(Objective):
Drop all images and give the records again exactly.

(Exercise data):
--

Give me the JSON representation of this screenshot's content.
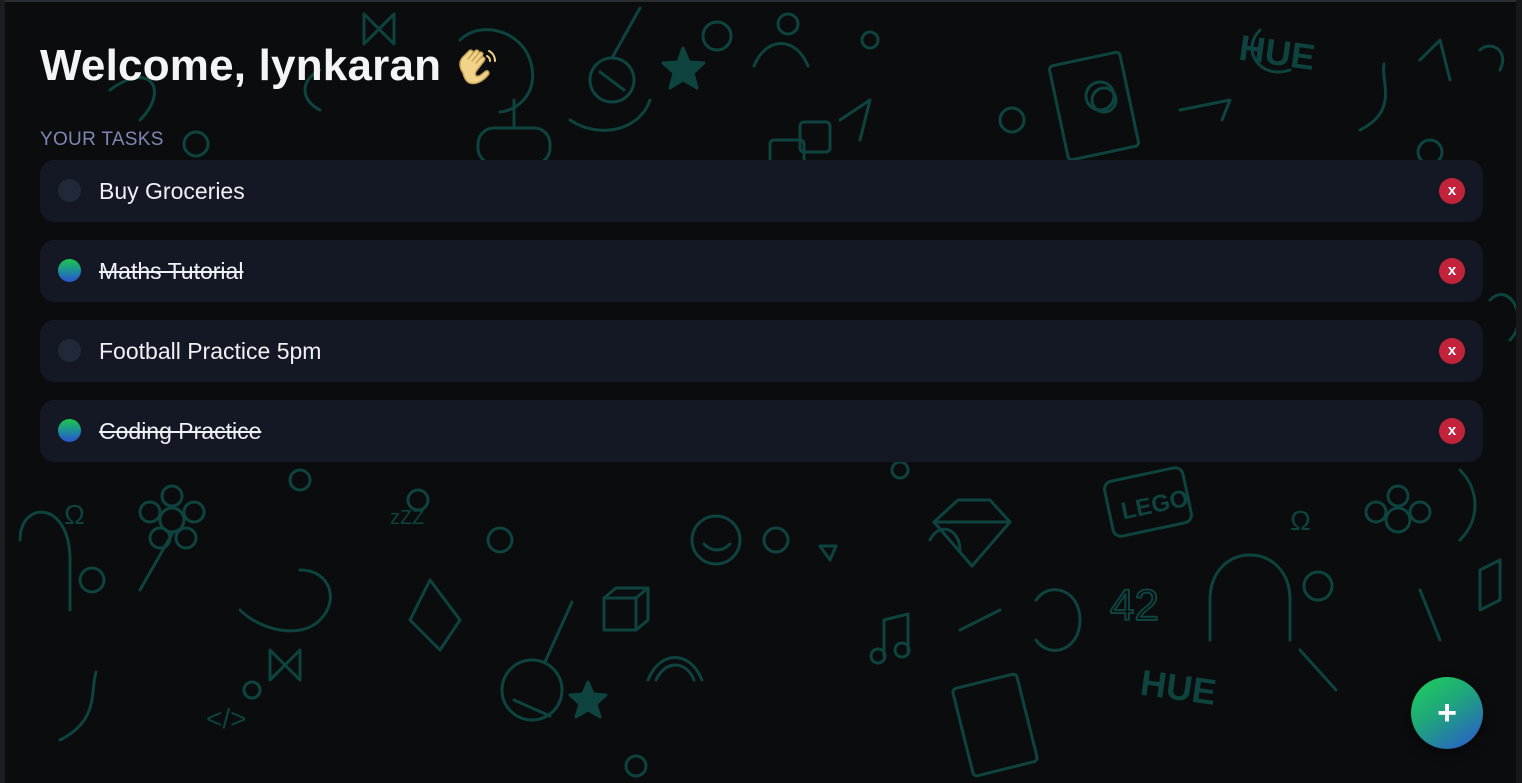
{
  "header": {
    "welcome_text": "Welcome, lynkaran",
    "wave_emoji": "wave-hand-icon"
  },
  "section": {
    "title": "YOUR TASKS"
  },
  "tasks": [
    {
      "label": "Buy Groceries",
      "done": false,
      "delete_label": "x"
    },
    {
      "label": "Maths Tutorial",
      "done": true,
      "delete_label": "x"
    },
    {
      "label": "Football Practice 5pm",
      "done": false,
      "delete_label": "x"
    },
    {
      "label": "Coding Practice",
      "done": true,
      "delete_label": "x"
    }
  ],
  "fab": {
    "label": "+"
  },
  "colors": {
    "background": "#0b0c0e",
    "card": "#131824",
    "doodle": "#0f4a46",
    "accent_green": "#1fd25a",
    "accent_blue": "#2b55d3",
    "delete": "#c3233a",
    "section_label": "#7f86b3"
  }
}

--

(Output of the exercise):
Give me the JSON representation of this screenshot's content.
{
  "header": {
    "welcome_text": "Welcome, lynkaran",
    "wave_emoji": "wave-hand-icon"
  },
  "section": {
    "title": "YOUR TASKS"
  },
  "tasks": [
    {
      "label": "Buy Groceries",
      "done": false,
      "delete_label": "x"
    },
    {
      "label": "Maths Tutorial",
      "done": true,
      "delete_label": "x"
    },
    {
      "label": "Football Practice 5pm",
      "done": false,
      "delete_label": "x"
    },
    {
      "label": "Coding Practice",
      "done": true,
      "delete_label": "x"
    }
  ],
  "fab": {
    "label": "+"
  },
  "colors": {
    "background": "#0b0c0e",
    "card": "#131824",
    "doodle": "#0f4a46",
    "accent_green": "#1fd25a",
    "accent_blue": "#2b55d3",
    "delete": "#c3233a",
    "section_label": "#7f86b3"
  }
}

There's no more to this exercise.